Data in this exercise start

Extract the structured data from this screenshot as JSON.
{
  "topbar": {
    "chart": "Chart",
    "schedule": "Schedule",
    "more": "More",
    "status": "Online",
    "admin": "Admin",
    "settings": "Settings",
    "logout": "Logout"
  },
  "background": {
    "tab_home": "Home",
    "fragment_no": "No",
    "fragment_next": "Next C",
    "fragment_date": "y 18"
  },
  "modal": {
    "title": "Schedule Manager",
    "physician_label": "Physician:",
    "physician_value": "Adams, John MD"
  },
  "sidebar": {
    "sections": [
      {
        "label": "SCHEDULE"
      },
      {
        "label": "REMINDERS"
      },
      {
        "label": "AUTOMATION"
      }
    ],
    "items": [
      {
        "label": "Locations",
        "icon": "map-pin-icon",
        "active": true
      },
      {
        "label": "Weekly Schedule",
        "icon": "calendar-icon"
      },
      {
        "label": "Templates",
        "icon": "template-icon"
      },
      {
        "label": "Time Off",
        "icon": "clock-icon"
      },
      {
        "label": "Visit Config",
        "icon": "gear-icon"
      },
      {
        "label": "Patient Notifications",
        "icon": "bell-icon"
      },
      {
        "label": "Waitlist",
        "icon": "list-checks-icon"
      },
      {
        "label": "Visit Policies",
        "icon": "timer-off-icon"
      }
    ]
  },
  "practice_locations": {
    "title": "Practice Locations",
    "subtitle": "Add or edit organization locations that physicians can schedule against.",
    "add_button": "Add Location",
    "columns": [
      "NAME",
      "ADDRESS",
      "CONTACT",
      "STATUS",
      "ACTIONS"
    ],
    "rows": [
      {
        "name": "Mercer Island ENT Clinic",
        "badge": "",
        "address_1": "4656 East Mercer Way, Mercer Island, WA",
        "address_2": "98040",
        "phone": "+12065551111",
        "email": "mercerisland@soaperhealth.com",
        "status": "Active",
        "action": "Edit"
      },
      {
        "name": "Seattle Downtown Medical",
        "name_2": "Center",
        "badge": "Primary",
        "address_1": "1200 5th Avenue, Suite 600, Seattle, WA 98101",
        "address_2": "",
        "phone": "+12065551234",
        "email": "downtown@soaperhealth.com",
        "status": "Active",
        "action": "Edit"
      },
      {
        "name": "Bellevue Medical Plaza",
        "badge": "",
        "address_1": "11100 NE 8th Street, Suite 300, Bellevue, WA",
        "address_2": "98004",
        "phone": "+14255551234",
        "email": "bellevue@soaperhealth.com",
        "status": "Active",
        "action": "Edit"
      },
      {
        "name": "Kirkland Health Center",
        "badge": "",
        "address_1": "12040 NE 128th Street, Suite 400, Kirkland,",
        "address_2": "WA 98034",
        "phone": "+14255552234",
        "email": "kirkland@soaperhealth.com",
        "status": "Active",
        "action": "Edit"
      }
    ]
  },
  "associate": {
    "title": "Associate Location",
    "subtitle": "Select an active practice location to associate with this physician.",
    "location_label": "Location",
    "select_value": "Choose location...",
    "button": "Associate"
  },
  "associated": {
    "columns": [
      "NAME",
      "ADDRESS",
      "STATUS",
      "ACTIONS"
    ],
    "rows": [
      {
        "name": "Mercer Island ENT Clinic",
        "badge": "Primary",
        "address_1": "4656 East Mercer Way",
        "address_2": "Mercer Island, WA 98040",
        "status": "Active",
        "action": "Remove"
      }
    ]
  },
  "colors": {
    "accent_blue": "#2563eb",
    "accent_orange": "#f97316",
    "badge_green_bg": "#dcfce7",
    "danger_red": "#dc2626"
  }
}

Data in this exercise end

Task prompt
All of the lines above need to be given again exactly.

Written solution
Extract the structured data from this screenshot as JSON.
{
  "topbar": {
    "chart": "Chart",
    "schedule": "Schedule",
    "more": "More",
    "status": "Online",
    "admin": "Admin",
    "settings": "Settings",
    "logout": "Logout"
  },
  "background": {
    "tab_home": "Home",
    "fragment_no": "No",
    "fragment_next": "Next C",
    "fragment_date": "y 18"
  },
  "modal": {
    "title": "Schedule Manager",
    "physician_label": "Physician:",
    "physician_value": "Adams, John MD"
  },
  "sidebar": {
    "sections": [
      {
        "label": "SCHEDULE"
      },
      {
        "label": "REMINDERS"
      },
      {
        "label": "AUTOMATION"
      }
    ],
    "items": [
      {
        "label": "Locations",
        "icon": "map-pin-icon",
        "active": true
      },
      {
        "label": "Weekly Schedule",
        "icon": "calendar-icon"
      },
      {
        "label": "Templates",
        "icon": "template-icon"
      },
      {
        "label": "Time Off",
        "icon": "clock-icon"
      },
      {
        "label": "Visit Config",
        "icon": "gear-icon"
      },
      {
        "label": "Patient Notifications",
        "icon": "bell-icon"
      },
      {
        "label": "Waitlist",
        "icon": "list-checks-icon"
      },
      {
        "label": "Visit Policies",
        "icon": "timer-off-icon"
      }
    ]
  },
  "practice_locations": {
    "title": "Practice Locations",
    "subtitle": "Add or edit organization locations that physicians can schedule against.",
    "add_button": "Add Location",
    "columns": [
      "NAME",
      "ADDRESS",
      "CONTACT",
      "STATUS",
      "ACTIONS"
    ],
    "rows": [
      {
        "name": "Mercer Island ENT Clinic",
        "badge": "",
        "address_1": "4656 East Mercer Way, Mercer Island, WA",
        "address_2": "98040",
        "phone": "+12065551111",
        "email": "mercerisland@soaperhealth.com",
        "status": "Active",
        "action": "Edit"
      },
      {
        "name": "Seattle Downtown Medical",
        "name_2": "Center",
        "badge": "Primary",
        "address_1": "1200 5th Avenue, Suite 600, Seattle, WA 98101",
        "address_2": "",
        "phone": "+12065551234",
        "email": "downtown@soaperhealth.com",
        "status": "Active",
        "action": "Edit"
      },
      {
        "name": "Bellevue Medical Plaza",
        "badge": "",
        "address_1": "11100 NE 8th Street, Suite 300, Bellevue, WA",
        "address_2": "98004",
        "phone": "+14255551234",
        "email": "bellevue@soaperhealth.com",
        "status": "Active",
        "action": "Edit"
      },
      {
        "name": "Kirkland Health Center",
        "badge": "",
        "address_1": "12040 NE 128th Street, Suite 400, Kirkland,",
        "address_2": "WA 98034",
        "phone": "+14255552234",
        "email": "kirkland@soaperhealth.com",
        "status": "Active",
        "action": "Edit"
      }
    ]
  },
  "associate": {
    "title": "Associate Location",
    "subtitle": "Select an active practice location to associate with this physician.",
    "location_label": "Location",
    "select_value": "Choose location...",
    "button": "Associate"
  },
  "associated": {
    "columns": [
      "NAME",
      "ADDRESS",
      "STATUS",
      "ACTIONS"
    ],
    "rows": [
      {
        "name": "Mercer Island ENT Clinic",
        "badge": "Primary",
        "address_1": "4656 East Mercer Way",
        "address_2": "Mercer Island, WA 98040",
        "status": "Active",
        "action": "Remove"
      }
    ]
  },
  "colors": {
    "accent_blue": "#2563eb",
    "accent_orange": "#f97316",
    "badge_green_bg": "#dcfce7",
    "danger_red": "#dc2626"
  }
}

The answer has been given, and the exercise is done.